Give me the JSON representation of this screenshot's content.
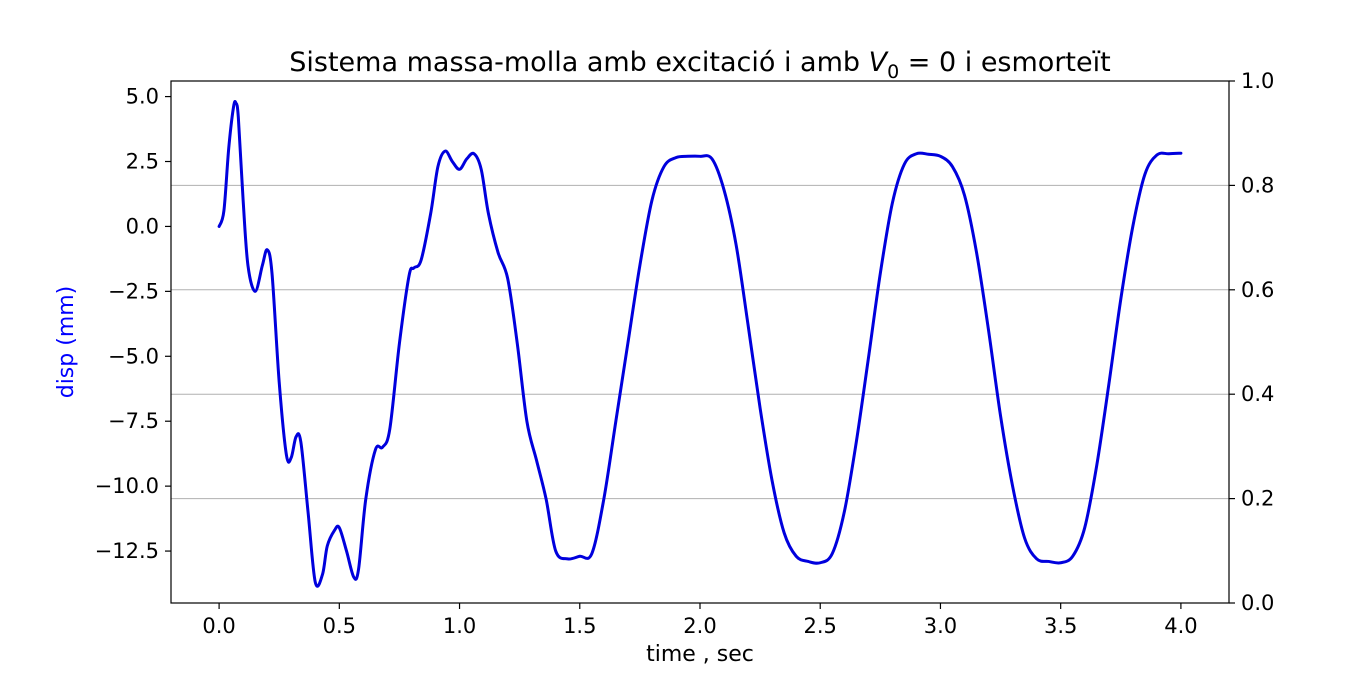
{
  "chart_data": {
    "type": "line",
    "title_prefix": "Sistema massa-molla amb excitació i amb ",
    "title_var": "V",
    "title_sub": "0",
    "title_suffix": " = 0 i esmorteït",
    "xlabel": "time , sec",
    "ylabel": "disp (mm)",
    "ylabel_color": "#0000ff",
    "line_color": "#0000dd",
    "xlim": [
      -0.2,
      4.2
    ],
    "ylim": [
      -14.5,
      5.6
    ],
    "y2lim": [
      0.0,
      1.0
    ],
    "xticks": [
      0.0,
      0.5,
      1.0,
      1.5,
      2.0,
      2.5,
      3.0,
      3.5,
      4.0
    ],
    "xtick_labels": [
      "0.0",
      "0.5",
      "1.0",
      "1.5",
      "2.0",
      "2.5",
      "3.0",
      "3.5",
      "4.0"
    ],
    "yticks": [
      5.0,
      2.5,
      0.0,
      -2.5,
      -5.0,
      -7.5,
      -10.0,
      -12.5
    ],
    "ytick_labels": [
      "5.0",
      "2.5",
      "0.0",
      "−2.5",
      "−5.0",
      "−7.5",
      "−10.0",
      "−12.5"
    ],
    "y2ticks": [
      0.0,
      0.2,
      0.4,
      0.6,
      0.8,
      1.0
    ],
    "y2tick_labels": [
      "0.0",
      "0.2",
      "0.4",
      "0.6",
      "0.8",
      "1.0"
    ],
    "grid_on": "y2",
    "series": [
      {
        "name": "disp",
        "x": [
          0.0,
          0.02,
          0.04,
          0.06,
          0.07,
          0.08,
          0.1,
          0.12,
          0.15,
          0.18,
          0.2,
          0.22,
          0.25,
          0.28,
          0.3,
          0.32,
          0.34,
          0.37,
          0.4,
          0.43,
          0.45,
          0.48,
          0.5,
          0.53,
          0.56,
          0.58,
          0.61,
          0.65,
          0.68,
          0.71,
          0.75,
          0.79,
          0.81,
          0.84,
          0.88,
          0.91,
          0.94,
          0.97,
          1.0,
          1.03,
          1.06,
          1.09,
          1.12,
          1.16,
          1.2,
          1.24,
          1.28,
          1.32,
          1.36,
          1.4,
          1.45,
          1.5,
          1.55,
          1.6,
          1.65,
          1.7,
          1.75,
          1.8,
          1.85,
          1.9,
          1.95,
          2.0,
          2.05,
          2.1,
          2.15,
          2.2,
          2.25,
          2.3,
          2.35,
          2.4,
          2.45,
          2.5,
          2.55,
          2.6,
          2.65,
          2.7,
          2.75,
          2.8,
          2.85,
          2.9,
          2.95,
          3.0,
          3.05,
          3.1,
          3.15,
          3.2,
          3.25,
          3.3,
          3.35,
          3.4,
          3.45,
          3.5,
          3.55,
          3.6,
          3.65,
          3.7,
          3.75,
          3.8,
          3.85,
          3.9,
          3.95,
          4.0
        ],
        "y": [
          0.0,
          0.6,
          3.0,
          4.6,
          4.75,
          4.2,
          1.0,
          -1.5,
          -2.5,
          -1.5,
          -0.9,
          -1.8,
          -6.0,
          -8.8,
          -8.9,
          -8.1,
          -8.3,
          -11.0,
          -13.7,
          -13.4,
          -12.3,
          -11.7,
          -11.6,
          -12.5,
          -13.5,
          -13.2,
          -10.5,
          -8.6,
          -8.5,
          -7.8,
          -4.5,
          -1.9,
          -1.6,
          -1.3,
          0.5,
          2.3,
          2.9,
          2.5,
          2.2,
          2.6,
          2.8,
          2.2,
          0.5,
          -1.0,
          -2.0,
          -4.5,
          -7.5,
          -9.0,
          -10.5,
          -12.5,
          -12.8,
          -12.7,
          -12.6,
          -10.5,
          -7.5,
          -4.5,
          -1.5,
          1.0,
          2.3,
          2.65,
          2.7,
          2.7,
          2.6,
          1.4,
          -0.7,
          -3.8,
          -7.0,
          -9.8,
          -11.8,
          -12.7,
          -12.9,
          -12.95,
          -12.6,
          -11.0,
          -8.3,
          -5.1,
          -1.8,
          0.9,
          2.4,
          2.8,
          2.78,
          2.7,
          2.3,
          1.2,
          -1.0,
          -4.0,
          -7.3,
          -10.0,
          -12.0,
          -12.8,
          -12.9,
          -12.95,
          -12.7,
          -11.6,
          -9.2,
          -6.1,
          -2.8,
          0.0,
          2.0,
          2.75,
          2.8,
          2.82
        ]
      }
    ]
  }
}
---
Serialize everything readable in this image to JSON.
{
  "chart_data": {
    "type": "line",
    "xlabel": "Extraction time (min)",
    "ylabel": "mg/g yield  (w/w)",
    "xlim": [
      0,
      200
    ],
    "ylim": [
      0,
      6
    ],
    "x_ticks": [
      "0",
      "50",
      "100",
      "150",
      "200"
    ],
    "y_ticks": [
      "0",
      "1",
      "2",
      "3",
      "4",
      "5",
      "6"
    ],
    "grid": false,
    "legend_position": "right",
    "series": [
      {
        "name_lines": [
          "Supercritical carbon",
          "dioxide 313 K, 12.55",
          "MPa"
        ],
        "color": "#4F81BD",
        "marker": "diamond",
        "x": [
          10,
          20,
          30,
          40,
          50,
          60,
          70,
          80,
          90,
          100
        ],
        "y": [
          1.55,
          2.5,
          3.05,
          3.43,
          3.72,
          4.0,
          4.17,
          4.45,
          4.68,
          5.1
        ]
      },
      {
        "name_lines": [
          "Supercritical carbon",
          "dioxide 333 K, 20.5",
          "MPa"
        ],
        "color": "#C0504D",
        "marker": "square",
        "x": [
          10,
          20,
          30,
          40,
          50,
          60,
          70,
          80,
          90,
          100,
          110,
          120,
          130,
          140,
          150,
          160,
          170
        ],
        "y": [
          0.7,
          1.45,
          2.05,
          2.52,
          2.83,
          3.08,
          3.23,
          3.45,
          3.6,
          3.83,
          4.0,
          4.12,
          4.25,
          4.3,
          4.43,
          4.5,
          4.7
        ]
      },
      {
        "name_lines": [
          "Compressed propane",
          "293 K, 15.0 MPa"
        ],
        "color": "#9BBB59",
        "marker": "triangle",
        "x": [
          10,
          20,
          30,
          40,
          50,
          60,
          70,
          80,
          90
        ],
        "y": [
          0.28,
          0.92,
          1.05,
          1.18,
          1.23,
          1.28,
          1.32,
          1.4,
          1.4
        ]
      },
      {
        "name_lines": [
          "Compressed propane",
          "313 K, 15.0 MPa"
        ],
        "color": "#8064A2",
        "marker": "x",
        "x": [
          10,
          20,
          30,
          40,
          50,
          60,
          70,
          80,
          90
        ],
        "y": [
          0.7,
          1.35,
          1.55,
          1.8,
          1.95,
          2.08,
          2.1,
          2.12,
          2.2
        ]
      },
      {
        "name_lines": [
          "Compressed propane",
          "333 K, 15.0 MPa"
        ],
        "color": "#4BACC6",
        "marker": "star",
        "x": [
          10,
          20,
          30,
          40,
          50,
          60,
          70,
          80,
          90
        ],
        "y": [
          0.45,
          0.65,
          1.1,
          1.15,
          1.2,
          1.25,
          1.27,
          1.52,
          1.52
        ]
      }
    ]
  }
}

The request ->
Which lines hold the string "time"? List them all.

Written response ->
    "xlabel": "time , sec",
    "xlabel": "Extraction time (min)",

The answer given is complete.